- [EXERCISE PROMPT] In the entries below, find every line holding the string "util" and collect it.

******

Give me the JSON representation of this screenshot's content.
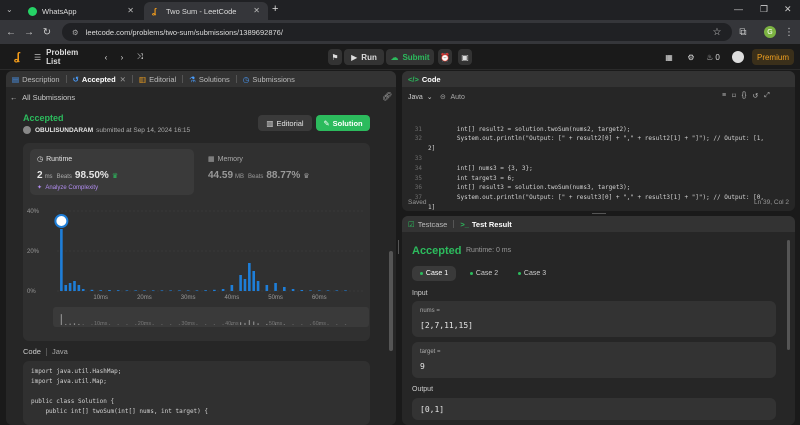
{
  "browser": {
    "tabs": [
      {
        "label": "WhatsApp",
        "active": false
      },
      {
        "label": "Two Sum - LeetCode",
        "active": true
      }
    ],
    "url": "leetcode.com/problems/two-sum/submissions/1389692876/"
  },
  "header": {
    "problem_list": "Problem List",
    "run": "Run",
    "submit": "Submit",
    "streak": "0",
    "premium": "Premium"
  },
  "left_tabs": [
    "Description",
    "Accepted",
    "Editorial",
    "Solutions",
    "Submissions"
  ],
  "back_link": "All Submissions",
  "submission": {
    "status": "Accepted",
    "user": "OBULISUNDARAM",
    "submitted_text": "submitted at Sep 14, 2024 16:15",
    "editorial_btn": "Editorial",
    "solution_btn": "Solution"
  },
  "runtime": {
    "label": "Runtime",
    "value": "2",
    "unit": "ms",
    "beats_label": "Beats",
    "beats": "98.50%",
    "analyze": "Analyze Complexity"
  },
  "memory": {
    "label": "Memory",
    "value": "44.59",
    "unit": "MB",
    "beats_label": "Beats",
    "beats": "88.77%"
  },
  "chart_data": {
    "type": "bar",
    "ytick_labels": [
      "40%",
      "20%",
      "0%"
    ],
    "xtick_labels": [
      "10ms",
      "20ms",
      "30ms",
      "40ms",
      "50ms",
      "60ms"
    ],
    "ylim": [
      0,
      40
    ],
    "x": [
      1,
      2,
      3,
      4,
      5,
      6,
      8,
      10,
      12,
      14,
      16,
      18,
      20,
      22,
      24,
      26,
      28,
      30,
      32,
      34,
      36,
      38,
      40,
      42,
      43,
      44,
      45,
      46,
      48,
      50,
      52,
      54,
      56,
      58,
      60,
      62,
      64,
      66
    ],
    "values": [
      31,
      3,
      4,
      5,
      3,
      1,
      0.6,
      0.4,
      0.5,
      0.4,
      0.3,
      0.3,
      0.3,
      0.3,
      0.3,
      0.3,
      0.3,
      0.3,
      0.3,
      0.4,
      0.6,
      1,
      3,
      8,
      6,
      14,
      10,
      5,
      3,
      4,
      2,
      1,
      0.5,
      0.3,
      0.3,
      0.3,
      0.3,
      0.3
    ],
    "highlight_index": 0
  },
  "code_section": {
    "label": "Code",
    "lang": "Java",
    "lines": [
      "import java.util.HashMap;",
      "import java.util.Map;",
      "",
      "public class Solution {",
      "    public int[] twoSum(int[] nums, int target) {"
    ]
  },
  "editor": {
    "title": "Code",
    "language": "Java",
    "mode": "Auto",
    "line_numbers": [
      "31",
      "32",
      "",
      "33",
      "34",
      "35",
      "36",
      "37",
      ""
    ],
    "lines": [
      "        int[] result2 = solution.twoSum(nums2, target2);",
      "        System.out.println(\"Output: [\" + result2[0] + \",\" + result2[1] + \"]\"); // Output: [1,",
      "2]",
      "",
      "        int[] nums3 = {3, 3};",
      "        int target3 = 6;",
      "        int[] result3 = solution.twoSum(nums3, target3);",
      "        System.out.println(\"Output: [\" + result3[0] + \",\" + result3[1] + \"]\"); // Output: [0,",
      "1]"
    ],
    "saved": "Saved",
    "cursor": "Ln 39, Col 2"
  },
  "test_panel": {
    "tab_testcase": "Testcase",
    "tab_result": "Test Result",
    "status": "Accepted",
    "runtime": "Runtime: 0 ms",
    "cases": [
      "Case 1",
      "Case 2",
      "Case 3"
    ],
    "input_label": "Input",
    "nums_label": "nums =",
    "nums_value": "[2,7,11,15]",
    "target_label": "target =",
    "target_value": "9",
    "output_label": "Output",
    "output_value": "[0,1]"
  },
  "colors": {
    "accent_green": "#2cbb5d",
    "bar_blue": "#1e7ed8",
    "premium": "#f0a020"
  }
}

******

- [FINISHED TASK]
      "import java.util.HashMap;",
      "import java.util.Map;",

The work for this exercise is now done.